Texto del ejercicio:
===============
La muerte de la mujer por quién se ofició esta misa fue una más, pero no fue una cualquiera, pues estuvo precedida de la inhumanidad de unas administraciones que aplicaron el 'criterio de guerra' a la hora de seleccionar a los pacientes que podrían recibir tratamiento hospitalario. Fueron muchos años los que nos vendieron el mensaje de que España disponía de la mejor sanidad pública del mundo. Lo hicieron políticos de todo pelaje, con el pecho hinchado por una de sus mayores mentiras. En 2020, llegó esta epidemia y a los ancianos que durante décadas sostuvieron el sistema no se les atendió como necesitaban. A la fallecida, igual.
===============
Preguntas de estudio:
**1.** Responde estas preguntas con datos del texto sobre la mujer fallecida:
(a) ¿Qué criterio aplicaron las administraciones para seleccionar a los pacientes que podrían recibir tratamiento hospitalario?
(b) ¿Qué mensaje nos vendieron durante muchos años?
(c) ¿En qué año llegó la epidemia?
**2.** Escribe una continuación del texto sobre la mujer fallecida que empiece justo después de su última oración.
===============
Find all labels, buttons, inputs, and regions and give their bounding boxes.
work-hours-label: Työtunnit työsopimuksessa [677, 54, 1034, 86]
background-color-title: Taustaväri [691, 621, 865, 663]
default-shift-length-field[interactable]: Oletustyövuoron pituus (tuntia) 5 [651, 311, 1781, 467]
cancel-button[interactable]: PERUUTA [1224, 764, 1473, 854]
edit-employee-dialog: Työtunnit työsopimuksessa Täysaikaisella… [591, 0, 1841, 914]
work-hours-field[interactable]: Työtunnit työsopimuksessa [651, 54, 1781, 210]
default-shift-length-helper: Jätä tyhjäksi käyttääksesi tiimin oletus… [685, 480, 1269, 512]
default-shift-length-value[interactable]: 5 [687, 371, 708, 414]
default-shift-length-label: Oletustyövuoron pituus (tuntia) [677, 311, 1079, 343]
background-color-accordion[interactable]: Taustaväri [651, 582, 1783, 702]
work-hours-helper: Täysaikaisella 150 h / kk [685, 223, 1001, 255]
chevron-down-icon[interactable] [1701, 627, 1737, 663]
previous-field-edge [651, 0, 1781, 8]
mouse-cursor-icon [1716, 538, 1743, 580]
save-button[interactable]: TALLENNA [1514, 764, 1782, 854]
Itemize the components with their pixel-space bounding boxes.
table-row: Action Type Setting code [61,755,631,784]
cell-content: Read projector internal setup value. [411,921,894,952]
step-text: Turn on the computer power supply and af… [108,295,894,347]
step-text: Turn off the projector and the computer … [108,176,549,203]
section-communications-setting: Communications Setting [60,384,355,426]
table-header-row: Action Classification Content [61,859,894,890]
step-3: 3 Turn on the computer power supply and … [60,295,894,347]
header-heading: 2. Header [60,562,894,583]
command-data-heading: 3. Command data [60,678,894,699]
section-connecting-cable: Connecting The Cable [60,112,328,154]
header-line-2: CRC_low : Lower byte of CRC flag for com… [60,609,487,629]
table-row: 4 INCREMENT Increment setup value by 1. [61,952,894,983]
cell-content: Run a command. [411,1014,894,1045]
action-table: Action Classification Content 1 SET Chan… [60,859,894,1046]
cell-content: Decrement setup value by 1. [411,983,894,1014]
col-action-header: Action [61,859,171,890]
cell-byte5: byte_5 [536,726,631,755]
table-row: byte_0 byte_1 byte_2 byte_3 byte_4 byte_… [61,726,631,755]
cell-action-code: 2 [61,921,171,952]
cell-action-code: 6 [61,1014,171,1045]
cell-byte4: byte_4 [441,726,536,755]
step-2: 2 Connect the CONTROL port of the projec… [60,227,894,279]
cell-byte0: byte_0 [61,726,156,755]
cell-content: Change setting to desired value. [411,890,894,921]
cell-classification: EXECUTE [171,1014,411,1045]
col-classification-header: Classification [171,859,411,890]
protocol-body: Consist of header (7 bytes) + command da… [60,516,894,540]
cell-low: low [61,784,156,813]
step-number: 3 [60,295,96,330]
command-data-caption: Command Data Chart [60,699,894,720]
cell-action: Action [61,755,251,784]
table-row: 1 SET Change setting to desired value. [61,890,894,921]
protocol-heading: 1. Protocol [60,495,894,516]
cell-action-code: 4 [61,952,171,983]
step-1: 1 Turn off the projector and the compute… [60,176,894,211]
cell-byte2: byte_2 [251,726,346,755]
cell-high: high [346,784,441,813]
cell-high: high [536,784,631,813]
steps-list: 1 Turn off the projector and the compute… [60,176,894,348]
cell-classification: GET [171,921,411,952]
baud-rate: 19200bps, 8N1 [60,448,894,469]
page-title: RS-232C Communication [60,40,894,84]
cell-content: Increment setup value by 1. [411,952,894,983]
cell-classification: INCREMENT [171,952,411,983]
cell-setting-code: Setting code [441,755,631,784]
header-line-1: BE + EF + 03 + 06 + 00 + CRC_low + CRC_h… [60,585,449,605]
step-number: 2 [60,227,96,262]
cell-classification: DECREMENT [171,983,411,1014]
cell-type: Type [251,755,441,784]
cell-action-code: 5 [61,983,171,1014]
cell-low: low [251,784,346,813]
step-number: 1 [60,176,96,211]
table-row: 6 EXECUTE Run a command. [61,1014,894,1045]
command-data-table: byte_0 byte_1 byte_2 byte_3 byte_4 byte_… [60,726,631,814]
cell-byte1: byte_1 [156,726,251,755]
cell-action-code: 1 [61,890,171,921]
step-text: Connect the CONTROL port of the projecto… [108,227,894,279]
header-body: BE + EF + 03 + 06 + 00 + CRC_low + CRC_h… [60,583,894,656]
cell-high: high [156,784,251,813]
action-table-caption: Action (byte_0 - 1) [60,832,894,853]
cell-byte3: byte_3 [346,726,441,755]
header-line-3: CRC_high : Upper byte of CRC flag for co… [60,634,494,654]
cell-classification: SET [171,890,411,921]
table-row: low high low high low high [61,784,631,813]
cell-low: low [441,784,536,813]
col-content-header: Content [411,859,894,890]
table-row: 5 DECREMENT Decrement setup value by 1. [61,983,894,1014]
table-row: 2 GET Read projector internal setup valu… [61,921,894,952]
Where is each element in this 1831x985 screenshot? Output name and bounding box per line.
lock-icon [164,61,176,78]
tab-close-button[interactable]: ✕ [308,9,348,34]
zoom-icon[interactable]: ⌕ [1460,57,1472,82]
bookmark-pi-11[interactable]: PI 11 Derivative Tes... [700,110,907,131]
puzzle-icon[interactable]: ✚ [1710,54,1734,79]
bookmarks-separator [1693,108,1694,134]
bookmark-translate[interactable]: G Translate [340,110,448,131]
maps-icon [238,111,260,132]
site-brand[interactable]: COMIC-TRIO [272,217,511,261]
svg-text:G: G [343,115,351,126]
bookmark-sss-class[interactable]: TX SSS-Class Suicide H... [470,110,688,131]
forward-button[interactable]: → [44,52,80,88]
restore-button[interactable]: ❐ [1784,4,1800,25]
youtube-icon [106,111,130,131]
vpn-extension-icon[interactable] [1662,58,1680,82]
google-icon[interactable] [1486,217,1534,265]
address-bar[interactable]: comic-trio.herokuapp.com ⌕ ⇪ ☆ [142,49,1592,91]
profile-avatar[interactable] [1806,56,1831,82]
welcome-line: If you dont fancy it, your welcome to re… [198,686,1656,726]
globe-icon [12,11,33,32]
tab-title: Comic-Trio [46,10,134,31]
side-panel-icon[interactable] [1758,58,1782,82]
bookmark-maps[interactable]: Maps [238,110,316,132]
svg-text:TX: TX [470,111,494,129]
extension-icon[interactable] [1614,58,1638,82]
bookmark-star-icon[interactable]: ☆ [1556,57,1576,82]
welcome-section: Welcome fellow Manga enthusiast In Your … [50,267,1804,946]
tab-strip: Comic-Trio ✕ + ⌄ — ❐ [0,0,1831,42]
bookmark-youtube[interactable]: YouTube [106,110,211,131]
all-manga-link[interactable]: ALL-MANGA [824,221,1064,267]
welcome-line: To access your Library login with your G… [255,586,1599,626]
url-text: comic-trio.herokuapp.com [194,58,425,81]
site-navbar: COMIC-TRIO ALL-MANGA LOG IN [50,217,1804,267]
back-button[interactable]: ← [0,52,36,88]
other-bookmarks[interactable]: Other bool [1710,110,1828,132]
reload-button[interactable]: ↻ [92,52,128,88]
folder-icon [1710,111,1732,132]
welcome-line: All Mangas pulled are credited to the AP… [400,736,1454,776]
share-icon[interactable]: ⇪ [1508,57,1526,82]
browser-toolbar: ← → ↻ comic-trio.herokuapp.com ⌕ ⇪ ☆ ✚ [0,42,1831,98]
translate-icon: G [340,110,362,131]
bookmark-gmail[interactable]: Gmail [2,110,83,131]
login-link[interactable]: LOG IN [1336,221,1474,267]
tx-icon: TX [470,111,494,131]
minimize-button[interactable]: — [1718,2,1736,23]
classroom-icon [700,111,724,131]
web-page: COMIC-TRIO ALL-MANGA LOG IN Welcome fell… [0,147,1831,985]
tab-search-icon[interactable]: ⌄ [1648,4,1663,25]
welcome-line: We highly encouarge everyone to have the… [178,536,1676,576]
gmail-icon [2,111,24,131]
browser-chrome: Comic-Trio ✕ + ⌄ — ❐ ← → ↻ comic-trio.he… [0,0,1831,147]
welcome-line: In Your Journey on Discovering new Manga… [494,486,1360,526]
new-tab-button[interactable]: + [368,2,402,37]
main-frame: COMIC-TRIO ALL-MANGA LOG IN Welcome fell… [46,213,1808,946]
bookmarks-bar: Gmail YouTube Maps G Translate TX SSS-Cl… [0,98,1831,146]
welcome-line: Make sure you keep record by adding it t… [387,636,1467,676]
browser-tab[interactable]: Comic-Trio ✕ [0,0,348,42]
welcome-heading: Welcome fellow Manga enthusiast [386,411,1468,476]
===============
Resultados del ejercicio:
**1.**
(a) El 'criterio de guerra'.
(b) Que España disponía de la mejor sanidad pública del mundo.
(c) En 2020.

**2.**
En este caso, fue primero su marido quien enfermo y quien, nonagenario, sobrevivió al bicho. Hubo una noche en la que, febril y débil, se cayó de la cama y ella acudió rauda para intentar levantarle. Como de primeras no pudo, ambos se frustraron y lloraron juntos, a medio centímetro de distancia. A su edad, la lógica invita a pensar que al hombre debían haberle ingresado, pero no fue así, lo que provocó que el virus llegara a su esposa. Él se salvó. Ella se fue.
El Estado abandonó a los viejos
En la misa, uno de sus hijos recordaba que, en la pasada Navidad, 'echó un baile' con su marido entre risas, como todos los años. En abril murió en su casa tras haber recibido un sonoro portazo en la cara desde el sistema sanitario, que, por su edad, se negó a darle una plaza en la UVI. Un respirador. Había que salvar a las personas con mayor esperanza de vida. El Estado abandonó a los viejos.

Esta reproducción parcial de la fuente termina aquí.